===== Input material =====

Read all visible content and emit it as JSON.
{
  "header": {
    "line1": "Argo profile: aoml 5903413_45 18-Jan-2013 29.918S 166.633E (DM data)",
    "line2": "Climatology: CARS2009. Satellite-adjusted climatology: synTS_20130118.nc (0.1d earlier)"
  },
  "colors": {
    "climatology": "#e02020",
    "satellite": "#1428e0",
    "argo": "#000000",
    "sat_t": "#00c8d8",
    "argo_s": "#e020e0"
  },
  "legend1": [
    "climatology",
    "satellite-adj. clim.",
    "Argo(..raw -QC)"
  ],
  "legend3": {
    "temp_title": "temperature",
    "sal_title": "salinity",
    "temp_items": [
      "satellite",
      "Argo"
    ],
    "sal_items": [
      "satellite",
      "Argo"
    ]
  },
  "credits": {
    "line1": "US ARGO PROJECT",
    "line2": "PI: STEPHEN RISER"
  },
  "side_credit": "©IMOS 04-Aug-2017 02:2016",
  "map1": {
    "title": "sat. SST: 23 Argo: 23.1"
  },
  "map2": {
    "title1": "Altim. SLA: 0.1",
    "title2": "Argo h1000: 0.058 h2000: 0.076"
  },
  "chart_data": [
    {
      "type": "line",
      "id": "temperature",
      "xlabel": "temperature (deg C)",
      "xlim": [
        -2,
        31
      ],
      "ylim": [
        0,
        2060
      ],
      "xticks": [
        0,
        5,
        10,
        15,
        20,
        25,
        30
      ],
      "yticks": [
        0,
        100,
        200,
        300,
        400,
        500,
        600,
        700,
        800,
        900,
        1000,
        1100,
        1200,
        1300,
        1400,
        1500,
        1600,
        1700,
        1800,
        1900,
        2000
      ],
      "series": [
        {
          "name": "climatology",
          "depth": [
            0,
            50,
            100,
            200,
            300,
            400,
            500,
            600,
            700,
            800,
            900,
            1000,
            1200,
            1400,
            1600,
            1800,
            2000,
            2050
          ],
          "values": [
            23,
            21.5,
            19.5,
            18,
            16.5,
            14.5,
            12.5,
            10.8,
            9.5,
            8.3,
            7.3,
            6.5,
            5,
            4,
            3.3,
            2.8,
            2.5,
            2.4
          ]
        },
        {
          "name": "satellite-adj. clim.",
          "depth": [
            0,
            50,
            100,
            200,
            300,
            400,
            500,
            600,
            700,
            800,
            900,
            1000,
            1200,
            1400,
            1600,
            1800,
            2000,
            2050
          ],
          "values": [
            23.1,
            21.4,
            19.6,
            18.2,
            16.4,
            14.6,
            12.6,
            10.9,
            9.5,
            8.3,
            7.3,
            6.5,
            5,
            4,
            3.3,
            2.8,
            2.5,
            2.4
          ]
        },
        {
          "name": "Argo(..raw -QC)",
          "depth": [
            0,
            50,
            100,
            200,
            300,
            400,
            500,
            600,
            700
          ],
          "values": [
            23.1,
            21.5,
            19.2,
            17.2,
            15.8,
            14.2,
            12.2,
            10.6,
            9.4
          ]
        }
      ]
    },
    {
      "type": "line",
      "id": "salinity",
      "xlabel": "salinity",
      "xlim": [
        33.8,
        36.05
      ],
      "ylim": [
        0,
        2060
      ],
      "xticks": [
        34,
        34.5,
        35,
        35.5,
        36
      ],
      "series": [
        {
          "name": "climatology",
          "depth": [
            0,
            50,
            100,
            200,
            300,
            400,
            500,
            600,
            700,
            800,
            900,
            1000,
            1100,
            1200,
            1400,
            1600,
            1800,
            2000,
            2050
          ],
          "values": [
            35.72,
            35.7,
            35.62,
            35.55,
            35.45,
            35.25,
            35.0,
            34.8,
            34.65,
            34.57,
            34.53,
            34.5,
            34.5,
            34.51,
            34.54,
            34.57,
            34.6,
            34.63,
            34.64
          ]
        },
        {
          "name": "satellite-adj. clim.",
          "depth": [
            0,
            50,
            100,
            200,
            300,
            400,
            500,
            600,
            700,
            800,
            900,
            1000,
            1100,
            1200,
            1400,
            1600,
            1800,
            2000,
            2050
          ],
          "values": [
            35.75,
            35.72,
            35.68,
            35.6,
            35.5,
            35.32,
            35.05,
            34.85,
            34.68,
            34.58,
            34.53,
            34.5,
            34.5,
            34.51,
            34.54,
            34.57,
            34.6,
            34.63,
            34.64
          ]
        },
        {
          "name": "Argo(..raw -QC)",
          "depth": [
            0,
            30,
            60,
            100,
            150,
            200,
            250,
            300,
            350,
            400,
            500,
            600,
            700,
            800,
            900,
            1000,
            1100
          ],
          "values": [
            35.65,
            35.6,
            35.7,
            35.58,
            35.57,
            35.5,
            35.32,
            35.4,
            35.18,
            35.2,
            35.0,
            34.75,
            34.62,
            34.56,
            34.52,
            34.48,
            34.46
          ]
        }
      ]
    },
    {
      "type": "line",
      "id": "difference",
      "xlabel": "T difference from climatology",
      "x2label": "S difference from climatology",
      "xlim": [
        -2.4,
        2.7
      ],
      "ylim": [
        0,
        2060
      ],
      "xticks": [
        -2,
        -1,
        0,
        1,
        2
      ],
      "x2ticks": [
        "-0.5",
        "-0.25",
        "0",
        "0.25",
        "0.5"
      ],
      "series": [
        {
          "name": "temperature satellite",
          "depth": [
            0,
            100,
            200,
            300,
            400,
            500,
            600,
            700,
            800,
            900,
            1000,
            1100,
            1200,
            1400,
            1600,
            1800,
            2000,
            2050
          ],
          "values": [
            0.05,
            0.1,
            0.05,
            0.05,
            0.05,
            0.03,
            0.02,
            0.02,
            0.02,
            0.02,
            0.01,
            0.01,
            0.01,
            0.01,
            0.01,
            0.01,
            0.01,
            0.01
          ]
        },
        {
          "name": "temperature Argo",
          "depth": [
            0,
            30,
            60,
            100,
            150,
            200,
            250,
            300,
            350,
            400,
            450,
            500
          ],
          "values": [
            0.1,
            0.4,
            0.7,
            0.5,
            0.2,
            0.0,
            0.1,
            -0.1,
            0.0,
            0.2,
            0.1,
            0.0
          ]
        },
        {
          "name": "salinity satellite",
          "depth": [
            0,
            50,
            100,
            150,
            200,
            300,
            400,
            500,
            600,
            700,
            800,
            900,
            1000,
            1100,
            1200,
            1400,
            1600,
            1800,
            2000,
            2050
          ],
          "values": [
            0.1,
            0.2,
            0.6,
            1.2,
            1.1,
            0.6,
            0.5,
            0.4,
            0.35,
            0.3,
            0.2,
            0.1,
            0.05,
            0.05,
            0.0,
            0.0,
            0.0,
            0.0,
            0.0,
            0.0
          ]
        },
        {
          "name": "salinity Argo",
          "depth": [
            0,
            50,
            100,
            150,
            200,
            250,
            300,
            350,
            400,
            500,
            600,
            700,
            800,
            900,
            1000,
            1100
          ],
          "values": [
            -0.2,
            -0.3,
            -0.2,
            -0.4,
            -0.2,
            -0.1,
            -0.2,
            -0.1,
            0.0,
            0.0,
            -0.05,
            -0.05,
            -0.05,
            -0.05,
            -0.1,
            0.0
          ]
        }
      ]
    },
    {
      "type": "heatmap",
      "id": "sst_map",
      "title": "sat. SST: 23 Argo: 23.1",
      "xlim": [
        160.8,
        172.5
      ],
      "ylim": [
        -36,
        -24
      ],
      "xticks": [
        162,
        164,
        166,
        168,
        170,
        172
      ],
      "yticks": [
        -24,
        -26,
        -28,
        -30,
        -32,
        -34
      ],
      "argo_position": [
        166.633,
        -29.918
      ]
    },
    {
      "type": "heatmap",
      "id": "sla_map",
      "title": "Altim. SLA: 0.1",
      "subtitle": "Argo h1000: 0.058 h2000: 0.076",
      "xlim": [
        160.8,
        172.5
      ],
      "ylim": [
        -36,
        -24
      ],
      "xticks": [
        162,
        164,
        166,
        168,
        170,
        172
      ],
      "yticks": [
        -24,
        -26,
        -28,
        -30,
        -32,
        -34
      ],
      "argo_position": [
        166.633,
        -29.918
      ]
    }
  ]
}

=====

> [Directions for this task]:
Among the lines of the data, identify those with the word "salinity". Copy each of them.

> [Written answer]:
    "sal_title": "salinity",
      "id": "salinity",
      "xlabel": "salinity",
          "name": "salinity satellite",
          "name": "salinity Argo",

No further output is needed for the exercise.